* begin DATA PROVIDED *
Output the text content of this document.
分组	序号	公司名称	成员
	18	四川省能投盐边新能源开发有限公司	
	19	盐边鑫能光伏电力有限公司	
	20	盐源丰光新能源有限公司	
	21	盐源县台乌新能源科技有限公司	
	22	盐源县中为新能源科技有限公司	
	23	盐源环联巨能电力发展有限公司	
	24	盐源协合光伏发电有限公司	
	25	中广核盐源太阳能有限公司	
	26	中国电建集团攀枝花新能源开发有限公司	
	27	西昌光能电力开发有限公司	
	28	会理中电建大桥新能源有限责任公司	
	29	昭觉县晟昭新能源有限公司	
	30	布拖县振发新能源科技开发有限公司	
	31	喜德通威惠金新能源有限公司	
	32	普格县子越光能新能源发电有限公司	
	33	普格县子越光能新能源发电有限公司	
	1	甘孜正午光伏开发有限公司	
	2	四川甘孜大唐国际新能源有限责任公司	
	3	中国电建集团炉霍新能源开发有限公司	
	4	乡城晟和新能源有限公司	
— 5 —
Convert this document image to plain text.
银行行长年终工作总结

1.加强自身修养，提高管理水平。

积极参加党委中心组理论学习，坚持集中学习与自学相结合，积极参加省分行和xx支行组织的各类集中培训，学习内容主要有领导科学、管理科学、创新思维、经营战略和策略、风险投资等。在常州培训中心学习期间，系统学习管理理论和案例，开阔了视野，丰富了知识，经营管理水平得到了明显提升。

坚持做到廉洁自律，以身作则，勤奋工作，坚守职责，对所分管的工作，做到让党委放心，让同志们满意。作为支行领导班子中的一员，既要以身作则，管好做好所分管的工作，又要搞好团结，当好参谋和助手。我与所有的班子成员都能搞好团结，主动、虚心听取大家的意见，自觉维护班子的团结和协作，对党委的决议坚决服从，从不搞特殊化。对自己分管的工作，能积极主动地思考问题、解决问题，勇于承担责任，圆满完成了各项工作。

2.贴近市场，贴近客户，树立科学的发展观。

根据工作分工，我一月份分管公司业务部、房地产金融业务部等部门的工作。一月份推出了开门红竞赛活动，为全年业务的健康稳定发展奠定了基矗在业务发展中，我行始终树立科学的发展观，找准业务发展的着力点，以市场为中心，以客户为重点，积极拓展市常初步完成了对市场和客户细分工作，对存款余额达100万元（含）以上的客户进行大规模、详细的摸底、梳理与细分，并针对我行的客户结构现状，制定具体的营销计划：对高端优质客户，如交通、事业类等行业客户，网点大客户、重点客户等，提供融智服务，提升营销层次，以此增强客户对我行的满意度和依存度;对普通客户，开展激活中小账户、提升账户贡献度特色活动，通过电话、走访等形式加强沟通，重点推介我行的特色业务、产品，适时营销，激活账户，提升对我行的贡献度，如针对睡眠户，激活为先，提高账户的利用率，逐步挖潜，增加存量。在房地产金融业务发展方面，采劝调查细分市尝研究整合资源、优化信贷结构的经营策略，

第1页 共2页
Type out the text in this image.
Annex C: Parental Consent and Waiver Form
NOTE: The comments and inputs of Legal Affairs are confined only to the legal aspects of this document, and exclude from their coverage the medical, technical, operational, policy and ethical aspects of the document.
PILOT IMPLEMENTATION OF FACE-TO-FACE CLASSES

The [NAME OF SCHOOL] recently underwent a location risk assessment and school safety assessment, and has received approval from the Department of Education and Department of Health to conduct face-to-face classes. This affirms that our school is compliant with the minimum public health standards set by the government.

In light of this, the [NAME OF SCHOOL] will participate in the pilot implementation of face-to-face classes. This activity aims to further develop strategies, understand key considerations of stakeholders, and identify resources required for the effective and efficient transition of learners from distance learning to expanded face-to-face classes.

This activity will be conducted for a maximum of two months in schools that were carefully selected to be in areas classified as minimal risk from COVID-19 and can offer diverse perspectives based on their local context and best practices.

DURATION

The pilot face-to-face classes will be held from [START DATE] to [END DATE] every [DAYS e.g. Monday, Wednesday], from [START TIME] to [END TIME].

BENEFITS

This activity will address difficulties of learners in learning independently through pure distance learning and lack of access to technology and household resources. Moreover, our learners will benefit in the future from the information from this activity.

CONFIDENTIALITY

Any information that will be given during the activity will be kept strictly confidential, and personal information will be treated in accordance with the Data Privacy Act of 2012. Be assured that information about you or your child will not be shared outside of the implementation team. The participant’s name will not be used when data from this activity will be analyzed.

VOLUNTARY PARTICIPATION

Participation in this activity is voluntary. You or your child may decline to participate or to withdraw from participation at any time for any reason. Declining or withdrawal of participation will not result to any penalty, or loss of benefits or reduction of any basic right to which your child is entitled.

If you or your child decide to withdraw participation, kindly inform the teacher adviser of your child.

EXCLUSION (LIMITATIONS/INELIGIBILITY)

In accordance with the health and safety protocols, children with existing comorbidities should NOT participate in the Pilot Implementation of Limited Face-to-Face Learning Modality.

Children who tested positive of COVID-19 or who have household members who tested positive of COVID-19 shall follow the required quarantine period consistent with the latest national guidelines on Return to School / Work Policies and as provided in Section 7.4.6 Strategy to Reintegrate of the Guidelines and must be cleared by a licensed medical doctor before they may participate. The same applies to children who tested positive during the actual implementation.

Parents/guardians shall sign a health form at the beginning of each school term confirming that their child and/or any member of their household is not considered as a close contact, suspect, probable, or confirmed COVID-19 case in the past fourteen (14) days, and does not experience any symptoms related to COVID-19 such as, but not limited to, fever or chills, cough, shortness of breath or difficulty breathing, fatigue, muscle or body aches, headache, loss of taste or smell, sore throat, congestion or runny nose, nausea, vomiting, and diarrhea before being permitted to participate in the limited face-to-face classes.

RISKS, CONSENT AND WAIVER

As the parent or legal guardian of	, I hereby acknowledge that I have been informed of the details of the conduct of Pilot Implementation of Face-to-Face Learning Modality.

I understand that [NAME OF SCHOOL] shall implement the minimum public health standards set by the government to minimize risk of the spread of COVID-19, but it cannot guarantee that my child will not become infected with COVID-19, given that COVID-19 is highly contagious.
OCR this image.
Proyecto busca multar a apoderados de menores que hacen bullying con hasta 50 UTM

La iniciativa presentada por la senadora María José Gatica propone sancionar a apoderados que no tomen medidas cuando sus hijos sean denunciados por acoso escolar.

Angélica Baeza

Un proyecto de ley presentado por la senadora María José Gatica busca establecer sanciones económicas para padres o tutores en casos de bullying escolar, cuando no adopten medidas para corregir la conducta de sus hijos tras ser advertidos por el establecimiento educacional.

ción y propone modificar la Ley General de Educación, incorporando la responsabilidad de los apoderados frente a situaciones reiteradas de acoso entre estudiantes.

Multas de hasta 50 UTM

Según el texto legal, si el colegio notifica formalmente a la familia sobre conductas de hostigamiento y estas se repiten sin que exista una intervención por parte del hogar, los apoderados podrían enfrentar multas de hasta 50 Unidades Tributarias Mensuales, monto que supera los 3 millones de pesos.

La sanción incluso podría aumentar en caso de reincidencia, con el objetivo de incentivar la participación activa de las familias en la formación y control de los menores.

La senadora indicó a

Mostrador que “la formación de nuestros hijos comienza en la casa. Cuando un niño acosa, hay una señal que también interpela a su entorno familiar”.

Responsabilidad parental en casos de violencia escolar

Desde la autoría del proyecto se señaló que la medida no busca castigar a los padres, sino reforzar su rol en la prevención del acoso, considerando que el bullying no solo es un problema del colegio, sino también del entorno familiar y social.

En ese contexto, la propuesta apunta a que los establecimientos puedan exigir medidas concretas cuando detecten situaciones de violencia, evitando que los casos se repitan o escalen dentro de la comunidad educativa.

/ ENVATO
* end DATA PROVIDED *
*JOB*:
Copy out every line with the word "普格县子越光能新能源发电有限公司".

*OUTPUT*:
	32	普格县子越光能新能源发电有限公司	
	33	普格县子越光能新能源发电有限公司	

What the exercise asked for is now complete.